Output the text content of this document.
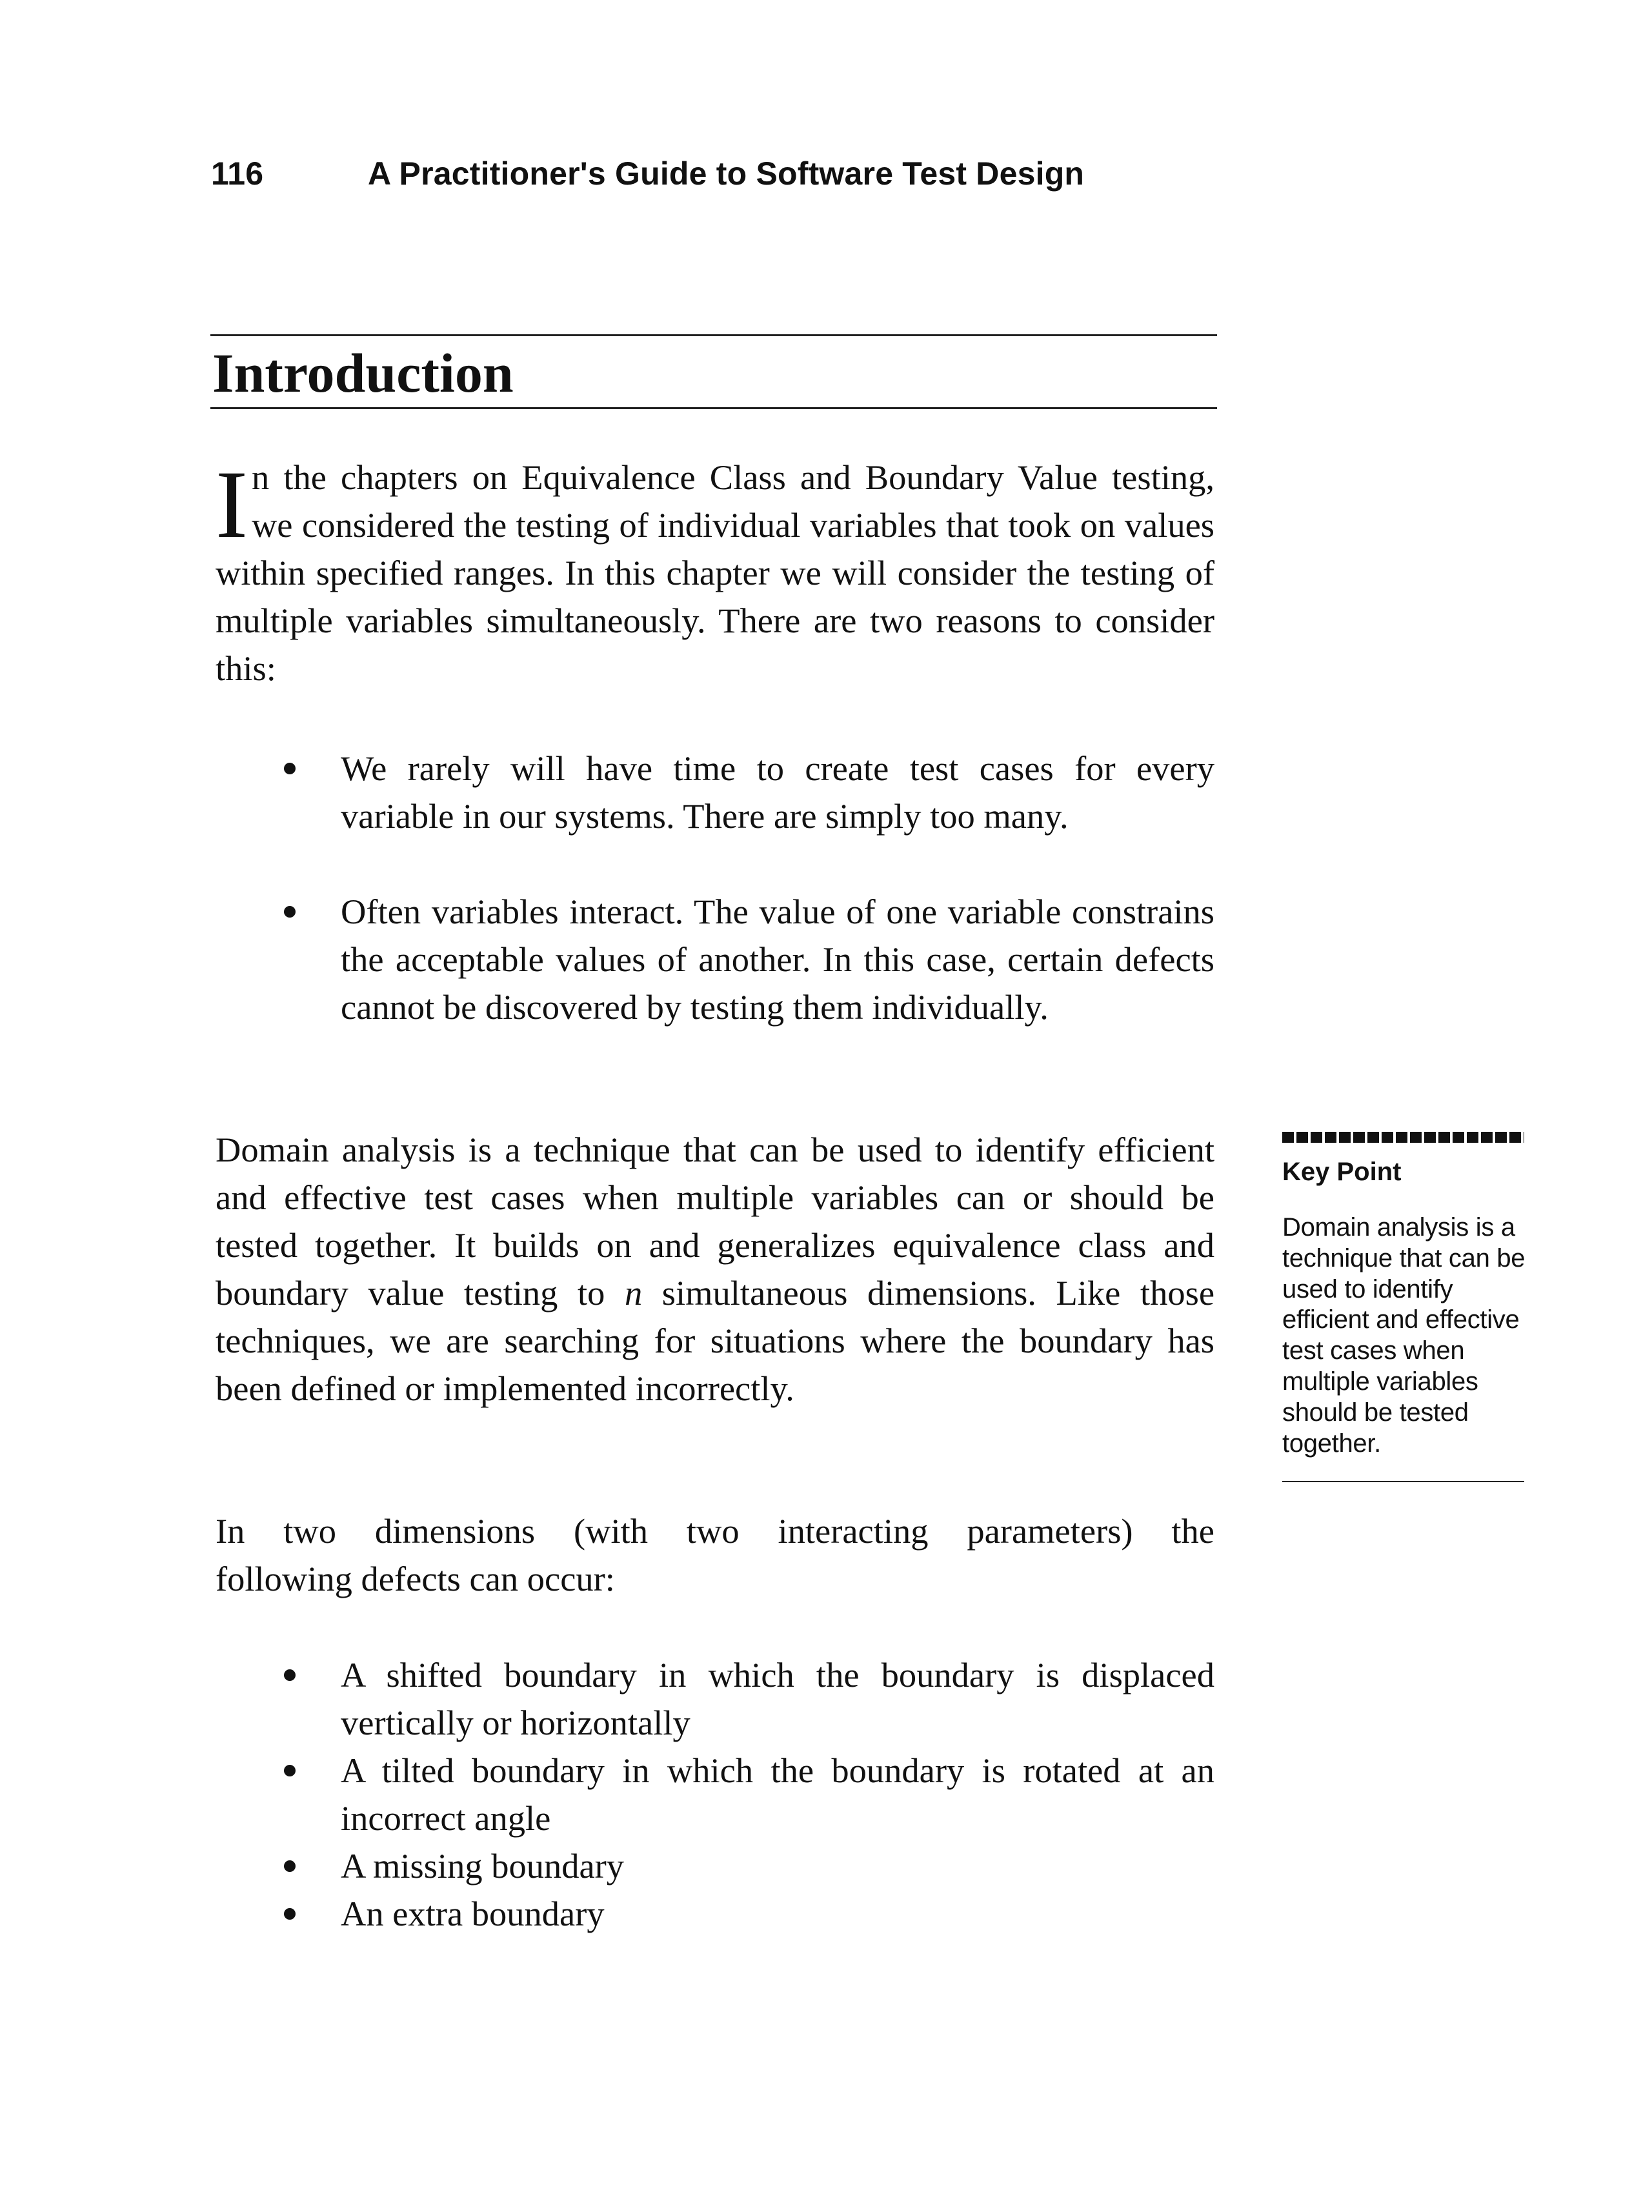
116	A Practitioner's Guide to Software Test Design
Introduction

In the chapters on Equivalence Class and Boundary Value testing, we considered the testing of individual variables that took on values within specified ranges. In this chapter we will consider the testing of multiple variables simultaneously. There are two reasons to consider this:

We rarely will have time to create test cases for every variable in our systems. There are simply too many.
Often variables interact. The value of one variable constrains the acceptable values of another. In this case, certain defects cannot be discovered by testing them individually.

Domain analysis is a technique that can be used to identify efficient and effective test cases when multiple variables can or should be tested together. It builds on and generalizes equivalence class and boundary value testing to n simultaneous dimensions. Like those techniques, we are searching for situations where the boundary has been defined or implemented incorrectly.

In two dimensions (with two interacting parameters) the
following defects can occur:
A shifted boundary in which the boundary is displaced vertically or horizontally
A tilted boundary in which the boundary is rotated at an incorrect angle
A missing boundary
An extra boundary
Key Point
Domain analysis is a technique that can be used to identify efficient and effective test cases when multiple variables should be tested together.
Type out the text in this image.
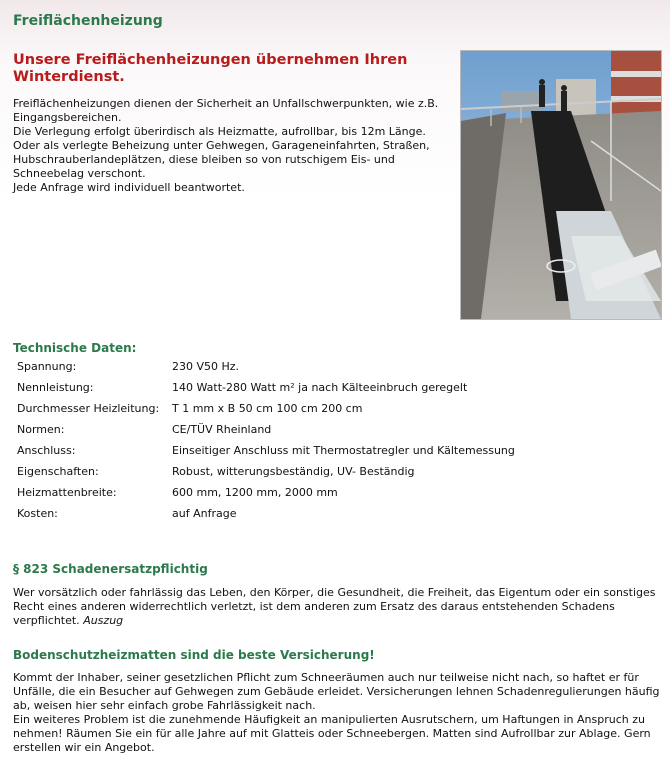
Freiflächenheizung
Unsere Freiflächenheizungen übernehmen Ihren Winterdienst.
Freiflächenheizungen dienen der Sicherheit an Unfallschwerpunkten, wie z.B. Eingangsbereichen.
Die Verlegung erfolgt überirdisch als Heizmatte, aufrollbar, bis 12m Länge.
Oder als verlegte Beheizung unter Gehwegen, Garageneinfahrten, Straßen, Hubschrauberlandeplätzen, diese bleiben so von rutschigem Eis- und Schneebelag verschont.
Jede Anfrage wird individuell beantwortet.
Technische Daten:
Spannung:	230 V50 Hz.
Nennleistung:	140 Watt-280 Watt m² ja nach Kälteeinbruch geregelt
Durchmesser Heizleitung:	T 1 mm x B 50 cm 100 cm 200 cm
Normen:	CE/TÜV Rheinland
Anschluss:	Einseitiger Anschluss mit Thermostatregler und Kältemessung
Eigenschaften:	Robust, witterungsbeständig, UV- Beständig
Heizmattenbreite:	600 mm, 1200 mm, 2000 mm
Kosten:	auf Anfrage
§ 823 Schadenersatzpflichtig

Wer vorsätzlich oder fahrlässig das Leben, den Körper, die Gesundheit, die Freiheit, das Eigentum oder ein sonstiges Recht eines anderen widerrechtlich verletzt, ist dem anderen zum Ersatz des daraus entstehenden Schadens verpflichtet. Auszug

Bodenschutzheizmatten sind die beste Versicherung!
Kommt der Inhaber, seiner gesetzlichen Pflicht zum Schneeräumen auch nur teilweise nicht nach, so haftet er für Unfälle, die ein Besucher auf Gehwegen zum Gebäude erleidet. Versicherungen lehnen Schadenregulierungen häufig ab, weisen hier sehr einfach grobe Fahrlässigkeit nach.
Ein weiteres Problem ist die zunehmende Häufigkeit an manipulierten Ausrutschern, um Haftungen in Anspruch zu nehmen! Räumen Sie ein für alle Jahre auf mit Glatteis oder Schneebergen. Matten sind Aufrollbar zur Ablage. Gern erstellen wir ein Angebot.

- - - - - - -

**Aim:** Filter out every line that lacks the word "technique", and copy the rest.

**Output of the task:**
Domain analysis is a technique that can be used to identify efficient and effective test cases when multiple variables can or should be tested together. It builds on and generalizes equivalence class and boundary value testing to n simultaneous dimensions. Like those techniques, we are searching for situations where the boundary has been defined or implemented incorrectly.
Domain analysis is a technique that can be used to identify efficient and effective test cases when multiple variables should be tested together.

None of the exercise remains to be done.